Return the lines beginning at the one that contains "Read all visible content and emit it as JSON." and running to the end of the records, exactly and with nothing else. Omit pictures.

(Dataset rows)
*****

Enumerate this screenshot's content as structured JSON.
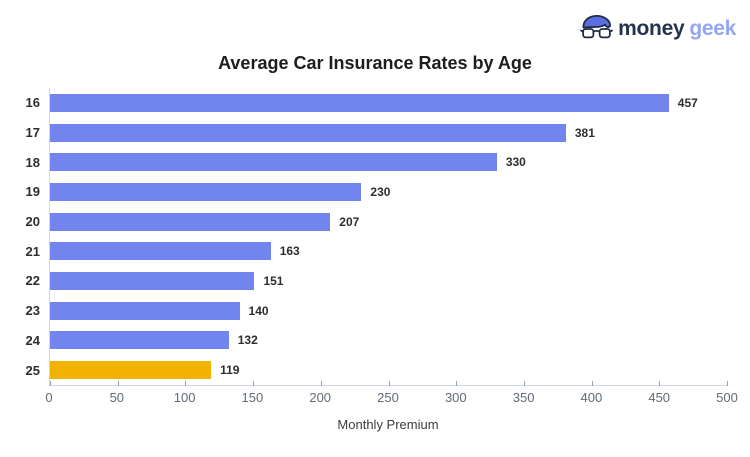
{
  "logo": {
    "text_money": "money",
    "text_geek": "geek",
    "icon": "geek-car-icon",
    "color_money": "#24334e",
    "color_geek": "#94a5f3"
  },
  "header": {
    "title": "Average Car Insurance Rates by Age"
  },
  "chart_data": {
    "type": "bar",
    "orientation": "horizontal",
    "title": "Average Car Insurance Rates by Age",
    "categories": [
      "16",
      "17",
      "18",
      "19",
      "20",
      "21",
      "22",
      "23",
      "24",
      "25"
    ],
    "values": [
      457,
      381,
      330,
      230,
      207,
      163,
      151,
      140,
      132,
      119
    ],
    "xlabel": "Monthly Premium",
    "ylabel": "",
    "xlim": [
      0,
      500
    ],
    "x_ticks": [
      0,
      50,
      100,
      150,
      200,
      250,
      300,
      350,
      400,
      450,
      500
    ],
    "grid": false,
    "legend_position": "none",
    "bar_color": "#7285ee",
    "highlight_color": "#f2b202",
    "highlight_category": "25",
    "value_labels_shown": true
  }
}
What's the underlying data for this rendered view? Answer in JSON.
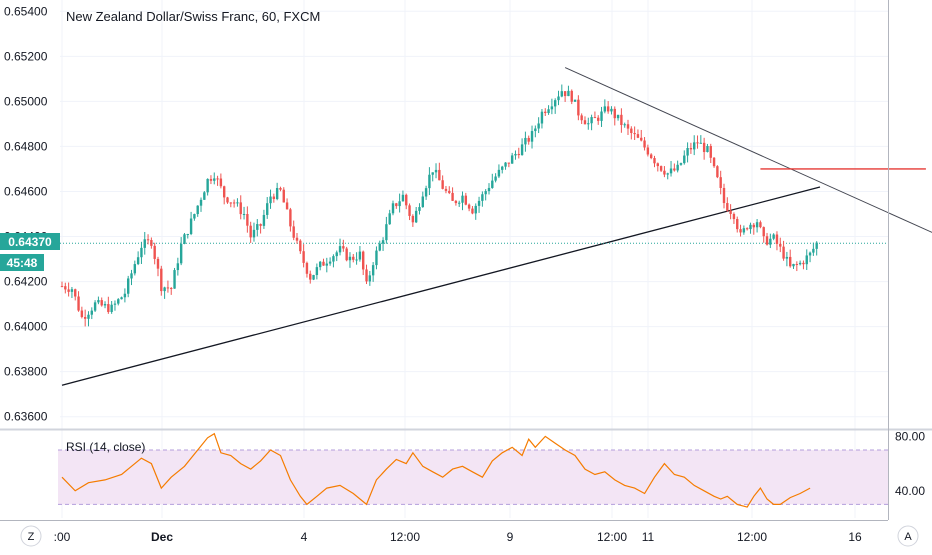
{
  "title": "New Zealand Dollar/Swiss Franc, 60, FXCM",
  "price_axis": {
    "ticks": [
      "0.65400",
      "0.65200",
      "0.65000",
      "0.64800",
      "0.64600",
      "0.64400",
      "0.64200",
      "0.64000",
      "0.63800",
      "0.63600"
    ],
    "last_price": "0.64370",
    "countdown": "45:48"
  },
  "rsi": {
    "label": "RSI (14, close)",
    "ticks": [
      "80.00",
      "40.00"
    ]
  },
  "time_axis": {
    "ticks": [
      ":00",
      "Dec",
      "4",
      "12:00",
      "9",
      "12:00",
      "11",
      "12:00",
      "16"
    ]
  },
  "buttons": {
    "left": "Z",
    "right": "A"
  },
  "colors": {
    "up": "#26a69a",
    "down": "#ef5350",
    "rsi_line": "#f57c00",
    "rsi_band": "#f3e5f5",
    "last_price": "#26a69a",
    "red_line": "#e53935"
  },
  "chart_data": [
    {
      "type": "candlestick",
      "title": "New Zealand Dollar/Swiss Franc, 60, FXCM",
      "ylim": [
        0.6355,
        0.6545
      ],
      "last_price": 0.6437,
      "close_path": [
        [
          0,
          0.6418
        ],
        [
          3,
          0.6417
        ],
        [
          6,
          0.6404
        ],
        [
          10,
          0.641
        ],
        [
          15,
          0.6408
        ],
        [
          19,
          0.6415
        ],
        [
          22,
          0.6428
        ],
        [
          24,
          0.6436
        ],
        [
          27,
          0.6438
        ],
        [
          30,
          0.6418
        ],
        [
          33,
          0.6417
        ],
        [
          36,
          0.6436
        ],
        [
          40,
          0.645
        ],
        [
          44,
          0.6465
        ],
        [
          46,
          0.6468
        ],
        [
          49,
          0.6458
        ],
        [
          52,
          0.6455
        ],
        [
          55,
          0.645
        ],
        [
          57,
          0.644
        ],
        [
          60,
          0.6445
        ],
        [
          63,
          0.6458
        ],
        [
          66,
          0.646
        ],
        [
          69,
          0.6445
        ],
        [
          72,
          0.6432
        ],
        [
          75,
          0.6422
        ],
        [
          78,
          0.6427
        ],
        [
          81,
          0.6431
        ],
        [
          84,
          0.6434
        ],
        [
          87,
          0.643
        ],
        [
          90,
          0.6432
        ],
        [
          92,
          0.6418
        ],
        [
          94,
          0.6429
        ],
        [
          97,
          0.644
        ],
        [
          100,
          0.6453
        ],
        [
          103,
          0.6458
        ],
        [
          106,
          0.6446
        ],
        [
          109,
          0.646
        ],
        [
          112,
          0.647
        ],
        [
          115,
          0.6462
        ],
        [
          118,
          0.6455
        ],
        [
          121,
          0.6458
        ],
        [
          124,
          0.6452
        ],
        [
          127,
          0.6458
        ],
        [
          130,
          0.6465
        ],
        [
          133,
          0.647
        ],
        [
          136,
          0.6475
        ],
        [
          139,
          0.648
        ],
        [
          142,
          0.6485
        ],
        [
          145,
          0.6495
        ],
        [
          148,
          0.65
        ],
        [
          151,
          0.6505
        ],
        [
          154,
          0.6502
        ],
        [
          156,
          0.6495
        ],
        [
          159,
          0.649
        ],
        [
          162,
          0.6493
        ],
        [
          165,
          0.6497
        ],
        [
          168,
          0.6492
        ],
        [
          171,
          0.6487
        ],
        [
          174,
          0.6483
        ],
        [
          177,
          0.6478
        ],
        [
          180,
          0.6472
        ],
        [
          183,
          0.6468
        ],
        [
          186,
          0.647
        ],
        [
          189,
          0.6478
        ],
        [
          192,
          0.6482
        ],
        [
          195,
          0.6478
        ],
        [
          198,
          0.6465
        ],
        [
          200,
          0.6455
        ],
        [
          203,
          0.645
        ],
        [
          205,
          0.644
        ],
        [
          207,
          0.6445
        ],
        [
          210,
          0.6447
        ],
        [
          212,
          0.6438
        ],
        [
          215,
          0.6439
        ],
        [
          218,
          0.6432
        ],
        [
          220,
          0.6426
        ],
        [
          223,
          0.6428
        ],
        [
          226,
          0.6432
        ],
        [
          228,
          0.6437
        ]
      ],
      "drawings": {
        "rising_trendline": {
          "from": [
            0,
            0.6374
          ],
          "to": [
            229,
            0.6462
          ]
        },
        "falling_trendline": {
          "from": [
            152,
            0.6515
          ],
          "to": [
            302,
            0.6416
          ]
        },
        "horizontal_level": {
          "from": [
            211,
            0.647
          ],
          "to": [
            261,
            0.647
          ]
        }
      }
    },
    {
      "type": "line",
      "title": "RSI (14, close)",
      "ylim": [
        20,
        84
      ],
      "band": [
        30,
        70
      ],
      "values": [
        [
          0,
          50
        ],
        [
          4,
          40
        ],
        [
          8,
          46
        ],
        [
          13,
          48
        ],
        [
          18,
          52
        ],
        [
          21,
          58
        ],
        [
          24,
          64
        ],
        [
          27,
          60
        ],
        [
          30,
          42
        ],
        [
          33,
          50
        ],
        [
          37,
          58
        ],
        [
          41,
          70
        ],
        [
          44,
          79
        ],
        [
          46,
          82
        ],
        [
          48,
          68
        ],
        [
          51,
          66
        ],
        [
          54,
          60
        ],
        [
          57,
          56
        ],
        [
          60,
          62
        ],
        [
          63,
          70
        ],
        [
          66,
          66
        ],
        [
          69,
          48
        ],
        [
          72,
          36
        ],
        [
          74,
          30
        ],
        [
          77,
          36
        ],
        [
          80,
          42
        ],
        [
          84,
          44
        ],
        [
          88,
          38
        ],
        [
          92,
          30
        ],
        [
          95,
          48
        ],
        [
          98,
          56
        ],
        [
          101,
          63
        ],
        [
          104,
          60
        ],
        [
          106,
          68
        ],
        [
          109,
          58
        ],
        [
          112,
          54
        ],
        [
          115,
          50
        ],
        [
          118,
          56
        ],
        [
          121,
          58
        ],
        [
          124,
          54
        ],
        [
          127,
          50
        ],
        [
          130,
          62
        ],
        [
          133,
          68
        ],
        [
          136,
          72
        ],
        [
          139,
          66
        ],
        [
          141,
          78
        ],
        [
          143,
          72
        ],
        [
          146,
          80
        ],
        [
          149,
          75
        ],
        [
          152,
          70
        ],
        [
          155,
          66
        ],
        [
          158,
          56
        ],
        [
          161,
          52
        ],
        [
          164,
          54
        ],
        [
          167,
          48
        ],
        [
          170,
          44
        ],
        [
          173,
          42
        ],
        [
          176,
          38
        ],
        [
          179,
          50
        ],
        [
          182,
          60
        ],
        [
          185,
          52
        ],
        [
          188,
          50
        ],
        [
          191,
          44
        ],
        [
          194,
          40
        ],
        [
          197,
          36
        ],
        [
          199,
          34
        ],
        [
          201,
          36
        ],
        [
          204,
          30
        ],
        [
          207,
          28
        ],
        [
          209,
          36
        ],
        [
          211,
          42
        ],
        [
          213,
          34
        ],
        [
          215,
          30
        ],
        [
          217,
          30
        ],
        [
          220,
          35
        ],
        [
          223,
          38
        ],
        [
          226,
          42
        ]
      ]
    }
  ]
}
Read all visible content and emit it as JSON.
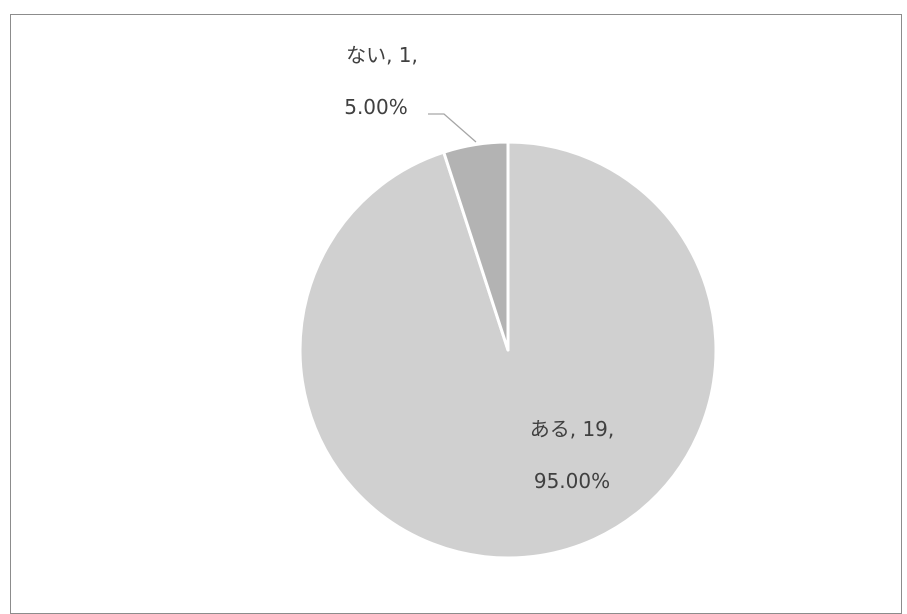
{
  "chart_data": {
    "type": "pie",
    "title": "",
    "slices": [
      {
        "name": "ある",
        "value": 19,
        "percent": "95.00%",
        "label_line1": "ある, 19,",
        "label_line2": "95.00%",
        "color": "#d0d0d0"
      },
      {
        "name": "ない",
        "value": 1,
        "percent": "5.00%",
        "label_line1": "ない, 1,",
        "label_line2": "5.00%",
        "color": "#b3b3b3"
      }
    ],
    "legend": "none",
    "slice_border_color": "#ffffff",
    "leader_line_color": "#a6a6a6"
  }
}
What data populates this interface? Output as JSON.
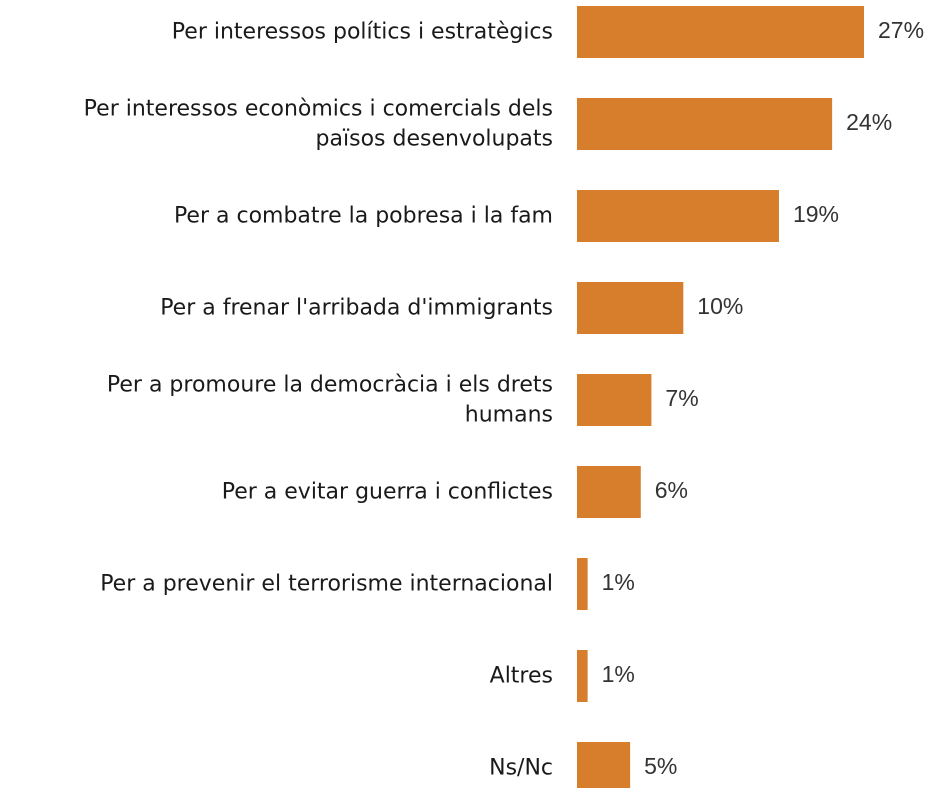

*****

Written solution =>
Read all visible content and emit it as JSON.
{
  "chart_data": {
    "type": "pie",
    "title": "",
    "slices": [
      {
        "name": "ある",
        "value": 19,
        "percent": "95.00%",
        "label_line1": "ある, 19,",
        "label_line2": "95.00%",
        "color": "#d0d0d0"
      },
      {
        "name": "ない",
        "value": 1,
        "percent": "5.00%",
        "label_line1": "ない, 1,",
        "label_line2": "5.00%",
        "color": "#b3b3b3"
      }
    ],
    "legend": "none",
    "slice_border_color": "#ffffff",
    "leader_line_color": "#a6a6a6"
  }
}
What data populates this interface? Output as JSON.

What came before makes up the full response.